**Provided records**:
>>>>
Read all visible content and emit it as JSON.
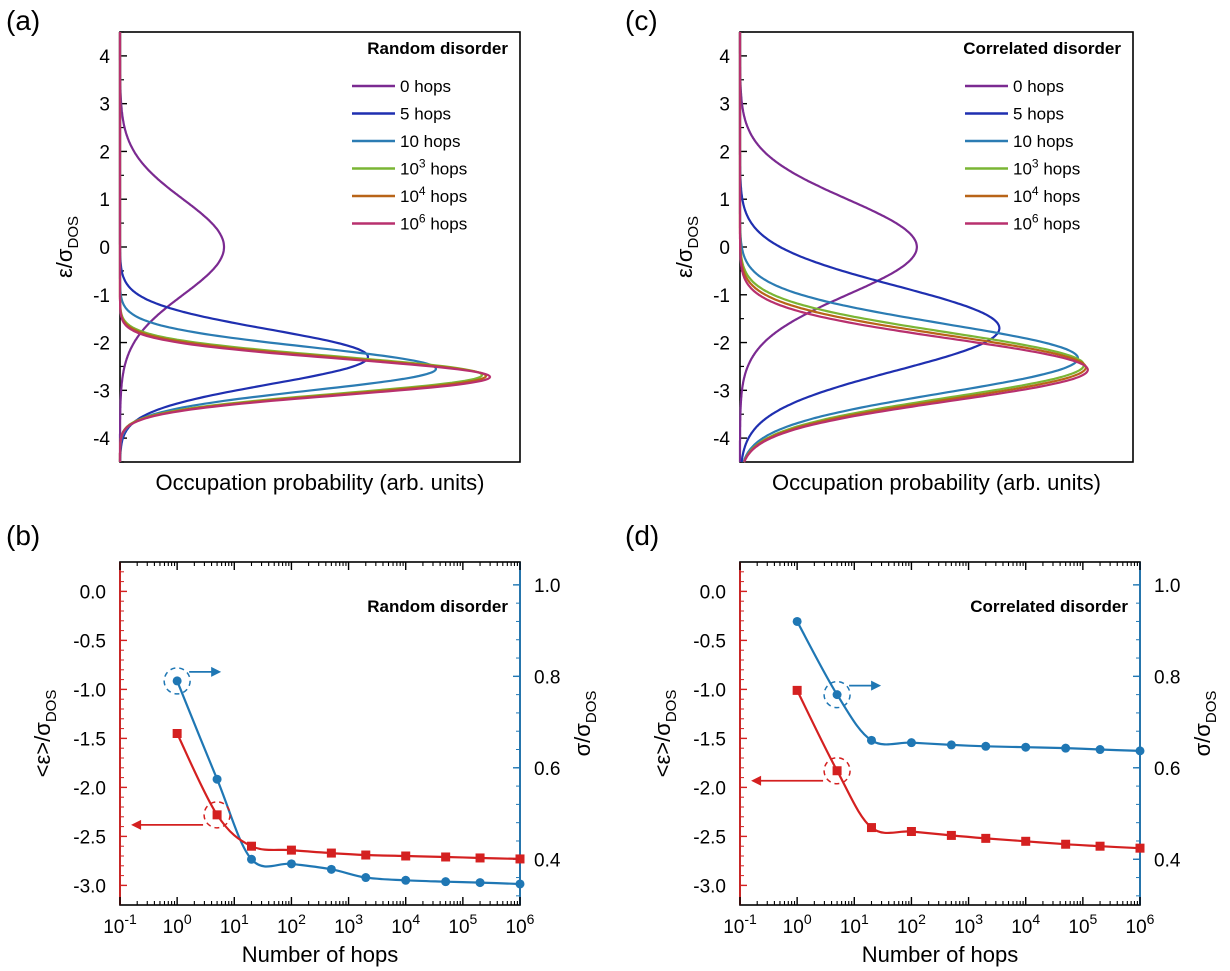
{
  "colors": {
    "red_axis": "#d42020",
    "blue_axis": "#1f77b4",
    "hops_0": "#7b2a91",
    "hops_5": "#1f2fb0",
    "hops_10": "#2b7cb3",
    "hops_1e3": "#7ab534",
    "hops_1e4": "#b86418",
    "hops_1e6": "#b8306e"
  },
  "chart_data": [
    {
      "panel": "(a)",
      "type": "line",
      "legend_title": "Random disorder",
      "legend_position": "top-right",
      "xlabel": "Occupation probability (arb. units)",
      "ylabel": "ε/σ_DOS",
      "ylim": [
        -4.5,
        4.5
      ],
      "yticks": [
        "4",
        "3",
        "2",
        "1",
        "0",
        "-1",
        "-2",
        "-3",
        "-4"
      ],
      "ytick_values": [
        4,
        3,
        2,
        1,
        0,
        -1,
        -2,
        -3,
        -4
      ],
      "series": [
        {
          "name": "0 hops",
          "base": "0",
          "exp": "",
          "suffix": " hops",
          "color_key": "hops_0",
          "peak_y": 0.0,
          "sigma": 1.0,
          "peak_x": 0.26
        },
        {
          "name": "5 hops",
          "base": "5",
          "exp": "",
          "suffix": " hops",
          "color_key": "hops_5",
          "peak_y": -2.3,
          "sigma": 0.57,
          "peak_x": 0.62
        },
        {
          "name": "10 hops",
          "base": "10",
          "exp": "",
          "suffix": " hops",
          "color_key": "hops_10",
          "peak_y": -2.55,
          "sigma": 0.45,
          "peak_x": 0.79
        },
        {
          "name": "10^3 hops",
          "base": "10",
          "exp": "3",
          "suffix": " hops",
          "color_key": "hops_1e3",
          "peak_y": -2.68,
          "sigma": 0.385,
          "peak_x": 0.905
        },
        {
          "name": "10^4 hops",
          "base": "10",
          "exp": "4",
          "suffix": " hops",
          "color_key": "hops_1e4",
          "peak_y": -2.7,
          "sigma": 0.38,
          "peak_x": 0.915
        },
        {
          "name": "10^6 hops",
          "base": "10",
          "exp": "6",
          "suffix": " hops",
          "color_key": "hops_1e6",
          "peak_y": -2.72,
          "sigma": 0.375,
          "peak_x": 0.925
        }
      ]
    },
    {
      "panel": "(b)",
      "type": "line",
      "legend_title": "Random disorder",
      "xlabel": "Number of hops",
      "ylabel_left": "<ε>/σ_DOS",
      "ylabel_right": "σ/σ_DOS",
      "xlim_log10": [
        -1,
        6
      ],
      "xtick_exps": [
        "-1",
        "0",
        "1",
        "2",
        "3",
        "4",
        "5",
        "6"
      ],
      "ylim_left": [
        -3.2,
        0.3
      ],
      "yticks_left": [
        "0.0",
        "-0.5",
        "-1.0",
        "-1.5",
        "-2.0",
        "-2.5",
        "-3.0"
      ],
      "ytick_values_left": [
        0.0,
        -0.5,
        -1.0,
        -1.5,
        -2.0,
        -2.5,
        -3.0
      ],
      "ylim_right": [
        0.3,
        1.05
      ],
      "yticks_right": [
        "1.0",
        "0.8",
        "0.6",
        "0.4"
      ],
      "ytick_values_right": [
        1.0,
        0.8,
        0.6,
        0.4
      ],
      "x": [
        1,
        5,
        20,
        100,
        500,
        2000,
        10000,
        50000,
        200000,
        1000000
      ],
      "mean_energy": [
        -1.45,
        -2.28,
        -2.6,
        -2.64,
        -2.67,
        -2.69,
        -2.7,
        -2.71,
        -2.72,
        -2.73
      ],
      "sigma": [
        0.79,
        0.575,
        0.4,
        0.39,
        0.378,
        0.36,
        0.354,
        0.351,
        0.349,
        0.346
      ],
      "mean_marker_index": 1,
      "sigma_marker_index": 0,
      "mean_arrow_direction": "left",
      "sigma_arrow_direction": "right"
    },
    {
      "panel": "(c)",
      "type": "line",
      "legend_title": "Correlated disorder",
      "legend_position": "top-right",
      "xlabel": "Occupation probability (arb. units)",
      "ylabel": "ε/σ_DOS",
      "ylim": [
        -4.5,
        4.5
      ],
      "yticks": [
        "4",
        "3",
        "2",
        "1",
        "0",
        "-1",
        "-2",
        "-3",
        "-4"
      ],
      "ytick_values": [
        4,
        3,
        2,
        1,
        0,
        -1,
        -2,
        -3,
        -4
      ],
      "series": [
        {
          "name": "0 hops",
          "base": "0",
          "exp": "",
          "suffix": " hops",
          "color_key": "hops_0",
          "peak_y": 0.0,
          "sigma": 1.0,
          "peak_x": 0.45
        },
        {
          "name": "5 hops",
          "base": "5",
          "exp": "",
          "suffix": " hops",
          "color_key": "hops_5",
          "peak_y": -1.7,
          "sigma": 0.88,
          "peak_x": 0.66
        },
        {
          "name": "10 hops",
          "base": "10",
          "exp": "",
          "suffix": " hops",
          "color_key": "hops_10",
          "peak_y": -2.33,
          "sigma": 0.72,
          "peak_x": 0.86
        },
        {
          "name": "10^3 hops",
          "base": "10",
          "exp": "3",
          "suffix": " hops",
          "color_key": "hops_1e3",
          "peak_y": -2.47,
          "sigma": 0.68,
          "peak_x": 0.875
        },
        {
          "name": "10^4 hops",
          "base": "10",
          "exp": "4",
          "suffix": " hops",
          "color_key": "hops_1e4",
          "peak_y": -2.52,
          "sigma": 0.665,
          "peak_x": 0.88
        },
        {
          "name": "10^6 hops",
          "base": "10",
          "exp": "6",
          "suffix": " hops",
          "color_key": "hops_1e6",
          "peak_y": -2.57,
          "sigma": 0.65,
          "peak_x": 0.885
        }
      ]
    },
    {
      "panel": "(d)",
      "type": "line",
      "legend_title": "Correlated disorder",
      "xlabel": "Number of hops",
      "ylabel_left": "<ε>/σ_DOS",
      "ylabel_right": "σ/σ_DOS",
      "xlim_log10": [
        -1,
        6
      ],
      "xtick_exps": [
        "-1",
        "0",
        "1",
        "2",
        "3",
        "4",
        "5",
        "6"
      ],
      "ylim_left": [
        -3.2,
        0.3
      ],
      "yticks_left": [
        "0.0",
        "-0.5",
        "-1.0",
        "-1.5",
        "-2.0",
        "-2.5",
        "-3.0"
      ],
      "ytick_values_left": [
        0.0,
        -0.5,
        -1.0,
        -1.5,
        -2.0,
        -2.5,
        -3.0
      ],
      "ylim_right": [
        0.3,
        1.05
      ],
      "yticks_right": [
        "1.0",
        "0.8",
        "0.6",
        "0.4"
      ],
      "ytick_values_right": [
        1.0,
        0.8,
        0.6,
        0.4
      ],
      "x": [
        1,
        5,
        20,
        100,
        500,
        2000,
        10000,
        50000,
        200000,
        1000000
      ],
      "mean_energy": [
        -1.01,
        -1.83,
        -2.41,
        -2.45,
        -2.49,
        -2.52,
        -2.55,
        -2.58,
        -2.6,
        -2.62
      ],
      "sigma": [
        0.92,
        0.76,
        0.66,
        0.655,
        0.65,
        0.647,
        0.645,
        0.643,
        0.64,
        0.637
      ],
      "mean_marker_index": 1,
      "sigma_marker_index": 1,
      "mean_arrow_direction": "left",
      "sigma_arrow_direction": "right"
    }
  ]
}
<<<<
**Your instructions**:
Any pictures should be dropped; transcribe the rest of the records above exactly.

**Final result**:
Read all visible content and emit it as JSON.
{
  "colors": {
    "red_axis": "#d42020",
    "blue_axis": "#1f77b4",
    "hops_0": "#7b2a91",
    "hops_5": "#1f2fb0",
    "hops_10": "#2b7cb3",
    "hops_1e3": "#7ab534",
    "hops_1e4": "#b86418",
    "hops_1e6": "#b8306e"
  },
  "chart_data": [
    {
      "panel": "(a)",
      "type": "line",
      "legend_title": "Random disorder",
      "legend_position": "top-right",
      "xlabel": "Occupation probability (arb. units)",
      "ylabel": "ε/σ_DOS",
      "ylim": [
        -4.5,
        4.5
      ],
      "yticks": [
        "4",
        "3",
        "2",
        "1",
        "0",
        "-1",
        "-2",
        "-3",
        "-4"
      ],
      "ytick_values": [
        4,
        3,
        2,
        1,
        0,
        -1,
        -2,
        -3,
        -4
      ],
      "series": [
        {
          "name": "0 hops",
          "base": "0",
          "exp": "",
          "suffix": " hops",
          "color_key": "hops_0",
          "peak_y": 0.0,
          "sigma": 1.0,
          "peak_x": 0.26
        },
        {
          "name": "5 hops",
          "base": "5",
          "exp": "",
          "suffix": " hops",
          "color_key": "hops_5",
          "peak_y": -2.3,
          "sigma": 0.57,
          "peak_x": 0.62
        },
        {
          "name": "10 hops",
          "base": "10",
          "exp": "",
          "suffix": " hops",
          "color_key": "hops_10",
          "peak_y": -2.55,
          "sigma": 0.45,
          "peak_x": 0.79
        },
        {
          "name": "10^3 hops",
          "base": "10",
          "exp": "3",
          "suffix": " hops",
          "color_key": "hops_1e3",
          "peak_y": -2.68,
          "sigma": 0.385,
          "peak_x": 0.905
        },
        {
          "name": "10^4 hops",
          "base": "10",
          "exp": "4",
          "suffix": " hops",
          "color_key": "hops_1e4",
          "peak_y": -2.7,
          "sigma": 0.38,
          "peak_x": 0.915
        },
        {
          "name": "10^6 hops",
          "base": "10",
          "exp": "6",
          "suffix": " hops",
          "color_key": "hops_1e6",
          "peak_y": -2.72,
          "sigma": 0.375,
          "peak_x": 0.925
        }
      ]
    },
    {
      "panel": "(b)",
      "type": "line",
      "legend_title": "Random disorder",
      "xlabel": "Number of hops",
      "ylabel_left": "<ε>/σ_DOS",
      "ylabel_right": "σ/σ_DOS",
      "xlim_log10": [
        -1,
        6
      ],
      "xtick_exps": [
        "-1",
        "0",
        "1",
        "2",
        "3",
        "4",
        "5",
        "6"
      ],
      "ylim_left": [
        -3.2,
        0.3
      ],
      "yticks_left": [
        "0.0",
        "-0.5",
        "-1.0",
        "-1.5",
        "-2.0",
        "-2.5",
        "-3.0"
      ],
      "ytick_values_left": [
        0.0,
        -0.5,
        -1.0,
        -1.5,
        -2.0,
        -2.5,
        -3.0
      ],
      "ylim_right": [
        0.3,
        1.05
      ],
      "yticks_right": [
        "1.0",
        "0.8",
        "0.6",
        "0.4"
      ],
      "ytick_values_right": [
        1.0,
        0.8,
        0.6,
        0.4
      ],
      "x": [
        1,
        5,
        20,
        100,
        500,
        2000,
        10000,
        50000,
        200000,
        1000000
      ],
      "mean_energy": [
        -1.45,
        -2.28,
        -2.6,
        -2.64,
        -2.67,
        -2.69,
        -2.7,
        -2.71,
        -2.72,
        -2.73
      ],
      "sigma": [
        0.79,
        0.575,
        0.4,
        0.39,
        0.378,
        0.36,
        0.354,
        0.351,
        0.349,
        0.346
      ],
      "mean_marker_index": 1,
      "sigma_marker_index": 0,
      "mean_arrow_direction": "left",
      "sigma_arrow_direction": "right"
    },
    {
      "panel": "(c)",
      "type": "line",
      "legend_title": "Correlated disorder",
      "legend_position": "top-right",
      "xlabel": "Occupation probability (arb. units)",
      "ylabel": "ε/σ_DOS",
      "ylim": [
        -4.5,
        4.5
      ],
      "yticks": [
        "4",
        "3",
        "2",
        "1",
        "0",
        "-1",
        "-2",
        "-3",
        "-4"
      ],
      "ytick_values": [
        4,
        3,
        2,
        1,
        0,
        -1,
        -2,
        -3,
        -4
      ],
      "series": [
        {
          "name": "0 hops",
          "base": "0",
          "exp": "",
          "suffix": " hops",
          "color_key": "hops_0",
          "peak_y": 0.0,
          "sigma": 1.0,
          "peak_x": 0.45
        },
        {
          "name": "5 hops",
          "base": "5",
          "exp": "",
          "suffix": " hops",
          "color_key": "hops_5",
          "peak_y": -1.7,
          "sigma": 0.88,
          "peak_x": 0.66
        },
        {
          "name": "10 hops",
          "base": "10",
          "exp": "",
          "suffix": " hops",
          "color_key": "hops_10",
          "peak_y": -2.33,
          "sigma": 0.72,
          "peak_x": 0.86
        },
        {
          "name": "10^3 hops",
          "base": "10",
          "exp": "3",
          "suffix": " hops",
          "color_key": "hops_1e3",
          "peak_y": -2.47,
          "sigma": 0.68,
          "peak_x": 0.875
        },
        {
          "name": "10^4 hops",
          "base": "10",
          "exp": "4",
          "suffix": " hops",
          "color_key": "hops_1e4",
          "peak_y": -2.52,
          "sigma": 0.665,
          "peak_x": 0.88
        },
        {
          "name": "10^6 hops",
          "base": "10",
          "exp": "6",
          "suffix": " hops",
          "color_key": "hops_1e6",
          "peak_y": -2.57,
          "sigma": 0.65,
          "peak_x": 0.885
        }
      ]
    },
    {
      "panel": "(d)",
      "type": "line",
      "legend_title": "Correlated disorder",
      "xlabel": "Number of hops",
      "ylabel_left": "<ε>/σ_DOS",
      "ylabel_right": "σ/σ_DOS",
      "xlim_log10": [
        -1,
        6
      ],
      "xtick_exps": [
        "-1",
        "0",
        "1",
        "2",
        "3",
        "4",
        "5",
        "6"
      ],
      "ylim_left": [
        -3.2,
        0.3
      ],
      "yticks_left": [
        "0.0",
        "-0.5",
        "-1.0",
        "-1.5",
        "-2.0",
        "-2.5",
        "-3.0"
      ],
      "ytick_values_left": [
        0.0,
        -0.5,
        -1.0,
        -1.5,
        -2.0,
        -2.5,
        -3.0
      ],
      "ylim_right": [
        0.3,
        1.05
      ],
      "yticks_right": [
        "1.0",
        "0.8",
        "0.6",
        "0.4"
      ],
      "ytick_values_right": [
        1.0,
        0.8,
        0.6,
        0.4
      ],
      "x": [
        1,
        5,
        20,
        100,
        500,
        2000,
        10000,
        50000,
        200000,
        1000000
      ],
      "mean_energy": [
        -1.01,
        -1.83,
        -2.41,
        -2.45,
        -2.49,
        -2.52,
        -2.55,
        -2.58,
        -2.6,
        -2.62
      ],
      "sigma": [
        0.92,
        0.76,
        0.66,
        0.655,
        0.65,
        0.647,
        0.645,
        0.643,
        0.64,
        0.637
      ],
      "mean_marker_index": 1,
      "sigma_marker_index": 1,
      "mean_arrow_direction": "left",
      "sigma_arrow_direction": "right"
    }
  ]
}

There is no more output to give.